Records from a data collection
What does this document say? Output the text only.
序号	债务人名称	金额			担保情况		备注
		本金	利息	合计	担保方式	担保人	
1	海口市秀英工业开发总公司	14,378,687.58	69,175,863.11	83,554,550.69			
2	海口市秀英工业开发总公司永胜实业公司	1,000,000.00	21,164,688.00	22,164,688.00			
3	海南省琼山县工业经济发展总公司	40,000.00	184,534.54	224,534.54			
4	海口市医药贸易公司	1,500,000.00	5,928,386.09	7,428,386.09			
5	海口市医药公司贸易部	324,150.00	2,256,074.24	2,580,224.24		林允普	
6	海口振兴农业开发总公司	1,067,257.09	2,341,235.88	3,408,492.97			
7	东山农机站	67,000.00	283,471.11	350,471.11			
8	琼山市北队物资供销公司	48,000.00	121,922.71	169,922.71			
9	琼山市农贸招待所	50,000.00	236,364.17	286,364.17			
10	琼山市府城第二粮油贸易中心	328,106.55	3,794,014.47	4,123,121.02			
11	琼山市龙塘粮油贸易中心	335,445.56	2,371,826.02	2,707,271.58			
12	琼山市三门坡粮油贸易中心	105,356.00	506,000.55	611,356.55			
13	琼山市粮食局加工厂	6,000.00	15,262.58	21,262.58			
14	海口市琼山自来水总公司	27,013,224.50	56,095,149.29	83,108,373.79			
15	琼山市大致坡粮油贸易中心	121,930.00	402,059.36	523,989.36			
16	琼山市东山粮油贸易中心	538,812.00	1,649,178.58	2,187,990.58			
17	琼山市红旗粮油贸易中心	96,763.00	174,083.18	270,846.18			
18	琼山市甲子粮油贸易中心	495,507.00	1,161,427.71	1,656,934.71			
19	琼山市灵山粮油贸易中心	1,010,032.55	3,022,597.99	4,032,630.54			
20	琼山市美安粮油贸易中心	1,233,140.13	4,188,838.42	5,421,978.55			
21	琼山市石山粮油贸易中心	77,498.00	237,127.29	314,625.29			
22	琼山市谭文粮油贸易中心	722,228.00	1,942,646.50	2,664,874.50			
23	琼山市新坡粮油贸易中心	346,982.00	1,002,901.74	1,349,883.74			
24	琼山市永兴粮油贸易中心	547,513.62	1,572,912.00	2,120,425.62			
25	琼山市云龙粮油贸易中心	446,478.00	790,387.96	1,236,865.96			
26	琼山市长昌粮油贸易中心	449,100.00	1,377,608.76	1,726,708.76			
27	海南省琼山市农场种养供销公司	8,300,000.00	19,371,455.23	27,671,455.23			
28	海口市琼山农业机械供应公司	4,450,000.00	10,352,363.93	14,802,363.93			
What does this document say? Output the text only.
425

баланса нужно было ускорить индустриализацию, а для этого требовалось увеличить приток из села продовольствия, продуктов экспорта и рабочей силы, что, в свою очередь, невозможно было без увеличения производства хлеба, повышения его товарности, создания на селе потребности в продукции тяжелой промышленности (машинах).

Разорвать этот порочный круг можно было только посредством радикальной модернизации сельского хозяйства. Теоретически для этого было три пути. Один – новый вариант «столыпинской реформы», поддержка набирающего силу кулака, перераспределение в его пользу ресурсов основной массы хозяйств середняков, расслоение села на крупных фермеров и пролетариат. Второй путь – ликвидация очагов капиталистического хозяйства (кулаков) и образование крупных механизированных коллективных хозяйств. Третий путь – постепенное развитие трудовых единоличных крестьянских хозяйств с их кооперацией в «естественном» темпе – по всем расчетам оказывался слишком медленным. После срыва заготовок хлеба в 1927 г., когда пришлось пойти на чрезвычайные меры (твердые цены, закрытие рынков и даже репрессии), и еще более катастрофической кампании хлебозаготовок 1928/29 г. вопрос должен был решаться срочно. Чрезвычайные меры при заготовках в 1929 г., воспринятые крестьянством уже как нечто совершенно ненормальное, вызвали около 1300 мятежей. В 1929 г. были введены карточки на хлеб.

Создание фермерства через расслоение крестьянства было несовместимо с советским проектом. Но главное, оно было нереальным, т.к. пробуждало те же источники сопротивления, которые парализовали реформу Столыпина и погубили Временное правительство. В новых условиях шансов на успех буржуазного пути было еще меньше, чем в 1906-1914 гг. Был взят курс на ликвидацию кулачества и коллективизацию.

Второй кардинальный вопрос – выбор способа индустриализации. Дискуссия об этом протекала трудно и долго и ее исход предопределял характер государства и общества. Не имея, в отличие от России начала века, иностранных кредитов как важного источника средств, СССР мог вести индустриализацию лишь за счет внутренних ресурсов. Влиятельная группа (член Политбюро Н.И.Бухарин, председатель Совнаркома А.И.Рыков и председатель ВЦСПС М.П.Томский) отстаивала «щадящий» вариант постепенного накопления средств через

REQUIRED TASK:
Type out the whole listing above again, exactly as it stands.

TASK ANSWER:
What does this document say? Output the text only.
序号	债务人名称	金额			担保情况		备注
		本金	利息	合计	担保方式	担保人	
1	海口市秀英工业开发总公司	14,378,687.58	69,175,863.11	83,554,550.69			
2	海口市秀英工业开发总公司永胜实业公司	1,000,000.00	21,164,688.00	22,164,688.00			
3	海南省琼山县工业经济发展总公司	40,000.00	184,534.54	224,534.54			
4	海口市医药贸易公司	1,500,000.00	5,928,386.09	7,428,386.09			
5	海口市医药公司贸易部	324,150.00	2,256,074.24	2,580,224.24		林允普	
6	海口振兴农业开发总公司	1,067,257.09	2,341,235.88	3,408,492.97			
7	东山农机站	67,000.00	283,471.11	350,471.11			
8	琼山市北队物资供销公司	48,000.00	121,922.71	169,922.71			
9	琼山市农贸招待所	50,000.00	236,364.17	286,364.17			
10	琼山市府城第二粮油贸易中心	328,106.55	3,794,014.47	4,123,121.02			
11	琼山市龙塘粮油贸易中心	335,445.56	2,371,826.02	2,707,271.58			
12	琼山市三门坡粮油贸易中心	105,356.00	506,000.55	611,356.55			
13	琼山市粮食局加工厂	6,000.00	15,262.58	21,262.58			
14	海口市琼山自来水总公司	27,013,224.50	56,095,149.29	83,108,373.79			
15	琼山市大致坡粮油贸易中心	121,930.00	402,059.36	523,989.36			
16	琼山市东山粮油贸易中心	538,812.00	1,649,178.58	2,187,990.58			
17	琼山市红旗粮油贸易中心	96,763.00	174,083.18	270,846.18			
18	琼山市甲子粮油贸易中心	495,507.00	1,161,427.71	1,656,934.71			
19	琼山市灵山粮油贸易中心	1,010,032.55	3,022,597.99	4,032,630.54			
20	琼山市美安粮油贸易中心	1,233,140.13	4,188,838.42	5,421,978.55			
21	琼山市石山粮油贸易中心	77,498.00	237,127.29	314,625.29			
22	琼山市谭文粮油贸易中心	722,228.00	1,942,646.50	2,664,874.50			
23	琼山市新坡粮油贸易中心	346,982.00	1,002,901.74	1,349,883.74			
24	琼山市永兴粮油贸易中心	547,513.62	1,572,912.00	2,120,425.62			
25	琼山市云龙粮油贸易中心	446,478.00	790,387.96	1,236,865.96			
26	琼山市长昌粮油贸易中心	449,100.00	1,377,608.76	1,726,708.76			
27	海南省琼山市农场种养供销公司	8,300,000.00	19,371,455.23	27,671,455.23			
28	海口市琼山农业机械供应公司	4,450,000.00	10,352,363.93	14,802,363.93			
What does this document say? Output the text only.
425

баланса нужно было ускорить индустриализацию, а для этого требовалось увеличить приток из села продовольствия, продуктов экспорта и рабочей силы, что, в свою очередь, невозможно было без увеличения производства хлеба, повышения его товарности, создания на селе потребности в продукции тяжелой промышленности (машинах).

Разорвать этот порочный круг можно было только посредством радикальной модернизации сельского хозяйства. Теоретически для этого было три пути. Один – новый вариант «столыпинской реформы», поддержка набирающего силу кулака, перераспределение в его пользу ресурсов основной массы хозяйств середняков, расслоение села на крупных фермеров и пролетариат. Второй путь – ликвидация очагов капиталистического хозяйства (кулаков) и образование крупных механизированных коллективных хозяйств. Третий путь – постепенное развитие трудовых единоличных крестьянских хозяйств с их кооперацией в «естественном» темпе – по всем расчетам оказывался слишком медленным. После срыва заготовок хлеба в 1927 г., когда пришлось пойти на чрезвычайные меры (твердые цены, закрытие рынков и даже репрессии), и еще более катастрофической кампании хлебозаготовок 1928/29 г. вопрос должен был решаться срочно. Чрезвычайные меры при заготовках в 1929 г., воспринятые крестьянством уже как нечто совершенно ненормальное, вызвали около 1300 мятежей. В 1929 г. были введены карточки на хлеб.

Создание фермерства через расслоение крестьянства было несовместимо с советским проектом. Но главное, оно было нереальным, т.к. пробуждало те же источники сопротивления, которые парализовали реформу Столыпина и погубили Временное правительство. В новых условиях шансов на успех буржуазного пути было еще меньше, чем в 1906-1914 гг. Был взят курс на ликвидацию кулачества и коллективизацию.

Второй кардинальный вопрос – выбор способа индустриализации. Дискуссия об этом протекала трудно и долго и ее исход предопределял характер государства и общества. Не имея, в отличие от России начала века, иностранных кредитов как важного источника средств, СССР мог вести индустриализацию лишь за счет внутренних ресурсов. Влиятельная группа (член Политбюро Н.И.Бухарин, председатель Совнаркома А.И.Рыков и председатель ВЦСПС М.П.Томский) отстаивала «щадящий» вариант постепенного накопления средств через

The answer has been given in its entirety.